▶ **Task requirements**:
Locate and copy all lines bearing the word "active".

▶ **Source material**:
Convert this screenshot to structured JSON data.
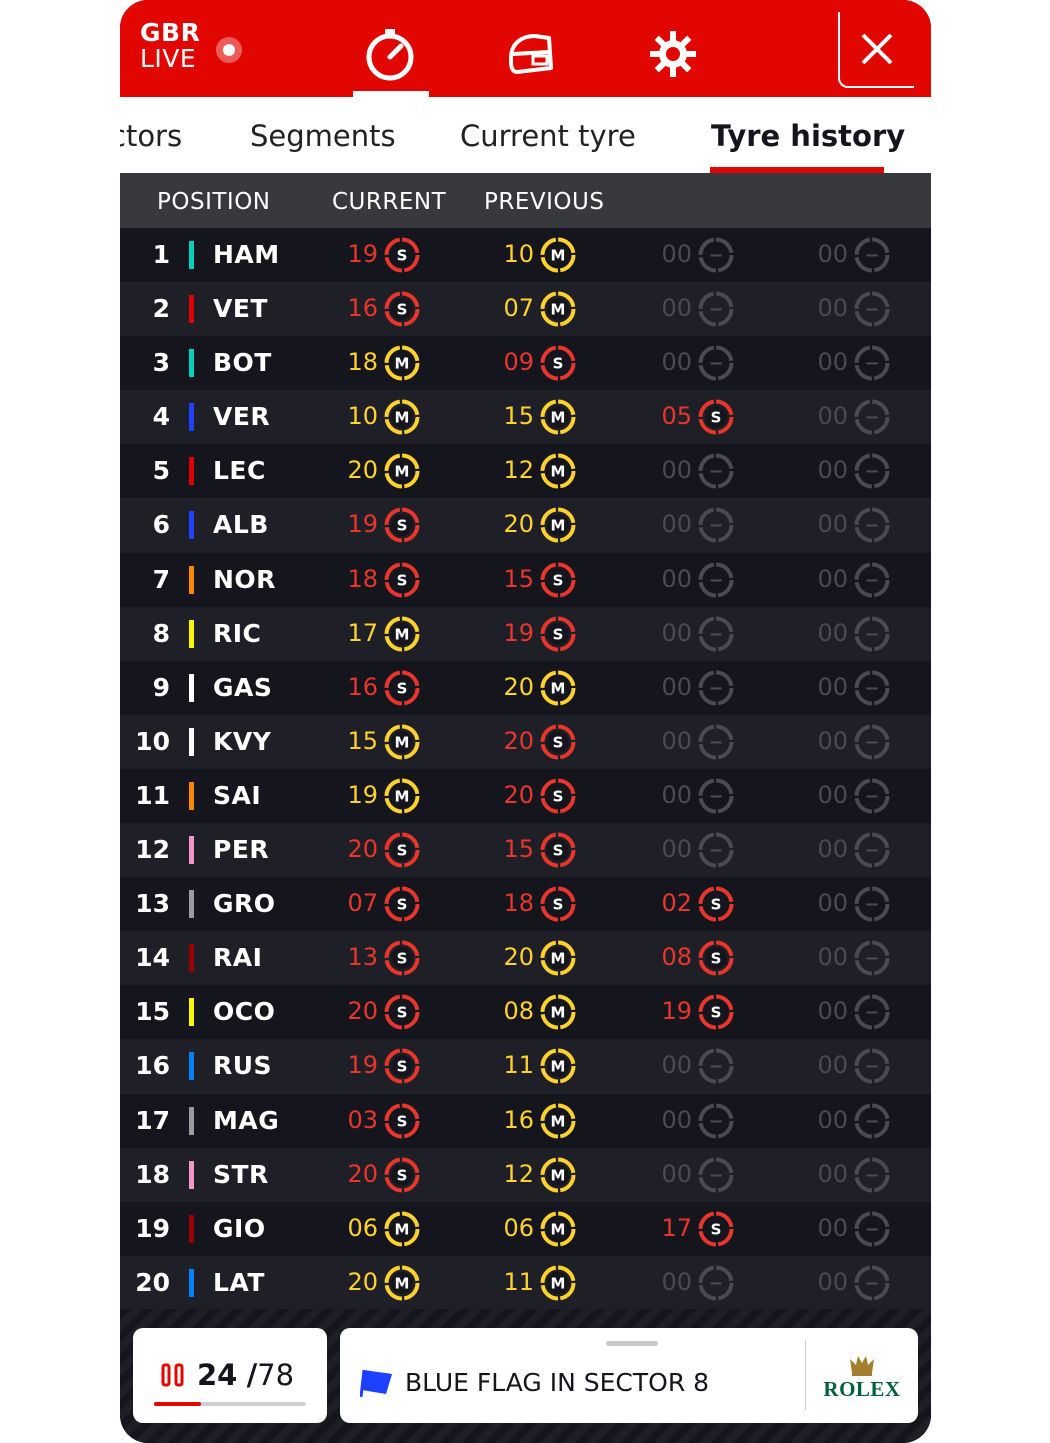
{
  "app": {
    "logo_line1": "GBR",
    "logo_line2": "LIVE"
  },
  "nav": {
    "icons": [
      "timer-icon",
      "car-icon",
      "settings-icon"
    ],
    "active": "timer-icon",
    "close_icon": "close-icon"
  },
  "tabs": {
    "items": [
      {
        "label": "ctors"
      },
      {
        "label": "Segments"
      },
      {
        "label": "Current tyre"
      },
      {
        "label": "Tyre history"
      }
    ],
    "active": "Tyre history"
  },
  "columns": {
    "position": "POSITION",
    "current": "CURRENT",
    "previous": "PREVIOUS"
  },
  "colors": {
    "brand_red": "#e10600",
    "soft": "#e8362b",
    "medium": "#ffd12e",
    "none": "#4a4a52"
  },
  "compounds": {
    "S": {
      "letter": "S",
      "color": "#e8362b"
    },
    "M": {
      "letter": "M",
      "color": "#ffd12e"
    },
    "-": {
      "letter": "−",
      "color": "#4a4a52"
    }
  },
  "rows": [
    {
      "pos": "1",
      "code": "HAM",
      "team": "#00d2be",
      "stints": [
        [
          "19",
          "S"
        ],
        [
          "10",
          "M"
        ],
        [
          "00",
          "-"
        ],
        [
          "00",
          "-"
        ]
      ]
    },
    {
      "pos": "2",
      "code": "VET",
      "team": "#dc0000",
      "stints": [
        [
          "16",
          "S"
        ],
        [
          "07",
          "M"
        ],
        [
          "00",
          "-"
        ],
        [
          "00",
          "-"
        ]
      ]
    },
    {
      "pos": "3",
      "code": "BOT",
      "team": "#00d2be",
      "stints": [
        [
          "18",
          "M"
        ],
        [
          "09",
          "S"
        ],
        [
          "00",
          "-"
        ],
        [
          "00",
          "-"
        ]
      ]
    },
    {
      "pos": "4",
      "code": "VER",
      "team": "#1e41ff",
      "stints": [
        [
          "10",
          "M"
        ],
        [
          "15",
          "M"
        ],
        [
          "05",
          "S"
        ],
        [
          "00",
          "-"
        ]
      ]
    },
    {
      "pos": "5",
      "code": "LEC",
      "team": "#dc0000",
      "stints": [
        [
          "20",
          "M"
        ],
        [
          "12",
          "M"
        ],
        [
          "00",
          "-"
        ],
        [
          "00",
          "-"
        ]
      ]
    },
    {
      "pos": "6",
      "code": "ALB",
      "team": "#1e41ff",
      "stints": [
        [
          "19",
          "S"
        ],
        [
          "20",
          "M"
        ],
        [
          "00",
          "-"
        ],
        [
          "00",
          "-"
        ]
      ]
    },
    {
      "pos": "7",
      "code": "NOR",
      "team": "#ff8700",
      "stints": [
        [
          "18",
          "S"
        ],
        [
          "15",
          "S"
        ],
        [
          "00",
          "-"
        ],
        [
          "00",
          "-"
        ]
      ]
    },
    {
      "pos": "8",
      "code": "RIC",
      "team": "#fff500",
      "stints": [
        [
          "17",
          "M"
        ],
        [
          "19",
          "S"
        ],
        [
          "00",
          "-"
        ],
        [
          "00",
          "-"
        ]
      ]
    },
    {
      "pos": "9",
      "code": "GAS",
      "team": "#ffffff",
      "stints": [
        [
          "16",
          "S"
        ],
        [
          "20",
          "M"
        ],
        [
          "00",
          "-"
        ],
        [
          "00",
          "-"
        ]
      ]
    },
    {
      "pos": "10",
      "code": "KVY",
      "team": "#ffffff",
      "stints": [
        [
          "15",
          "M"
        ],
        [
          "20",
          "S"
        ],
        [
          "00",
          "-"
        ],
        [
          "00",
          "-"
        ]
      ]
    },
    {
      "pos": "11",
      "code": "SAI",
      "team": "#ff8700",
      "stints": [
        [
          "19",
          "M"
        ],
        [
          "20",
          "S"
        ],
        [
          "00",
          "-"
        ],
        [
          "00",
          "-"
        ]
      ]
    },
    {
      "pos": "12",
      "code": "PER",
      "team": "#f596c8",
      "stints": [
        [
          "20",
          "S"
        ],
        [
          "15",
          "S"
        ],
        [
          "00",
          "-"
        ],
        [
          "00",
          "-"
        ]
      ]
    },
    {
      "pos": "13",
      "code": "GRO",
      "team": "#9b9b9b",
      "stints": [
        [
          "07",
          "S"
        ],
        [
          "18",
          "S"
        ],
        [
          "02",
          "S"
        ],
        [
          "00",
          "-"
        ]
      ]
    },
    {
      "pos": "14",
      "code": "RAI",
      "team": "#9b0000",
      "stints": [
        [
          "13",
          "S"
        ],
        [
          "20",
          "M"
        ],
        [
          "08",
          "S"
        ],
        [
          "00",
          "-"
        ]
      ]
    },
    {
      "pos": "15",
      "code": "OCO",
      "team": "#fff500",
      "stints": [
        [
          "20",
          "S"
        ],
        [
          "08",
          "M"
        ],
        [
          "19",
          "S"
        ],
        [
          "00",
          "-"
        ]
      ]
    },
    {
      "pos": "16",
      "code": "RUS",
      "team": "#0082fa",
      "stints": [
        [
          "19",
          "S"
        ],
        [
          "11",
          "M"
        ],
        [
          "00",
          "-"
        ],
        [
          "00",
          "-"
        ]
      ]
    },
    {
      "pos": "17",
      "code": "MAG",
      "team": "#9b9b9b",
      "stints": [
        [
          "03",
          "S"
        ],
        [
          "16",
          "M"
        ],
        [
          "00",
          "-"
        ],
        [
          "00",
          "-"
        ]
      ]
    },
    {
      "pos": "18",
      "code": "STR",
      "team": "#f596c8",
      "stints": [
        [
          "20",
          "S"
        ],
        [
          "12",
          "M"
        ],
        [
          "00",
          "-"
        ],
        [
          "00",
          "-"
        ]
      ]
    },
    {
      "pos": "19",
      "code": "GIO",
      "team": "#9b0000",
      "stints": [
        [
          "06",
          "M"
        ],
        [
          "06",
          "M"
        ],
        [
          "17",
          "S"
        ],
        [
          "00",
          "-"
        ]
      ]
    },
    {
      "pos": "20",
      "code": "LAT",
      "team": "#0082fa",
      "stints": [
        [
          "20",
          "M"
        ],
        [
          "11",
          "M"
        ],
        [
          "00",
          "-"
        ],
        [
          "00",
          "-"
        ]
      ]
    }
  ],
  "footer": {
    "lap_current": "24",
    "lap_separator": "/",
    "lap_total": "78",
    "lap_progress": 0.31,
    "message": "BLUE FLAG IN SECTOR 8",
    "flag_color": "#1e41ff",
    "sponsor": "ROLEX"
  }
}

▶ **Response below**:
    "active": "timer-icon",
    "active": "Tyre history"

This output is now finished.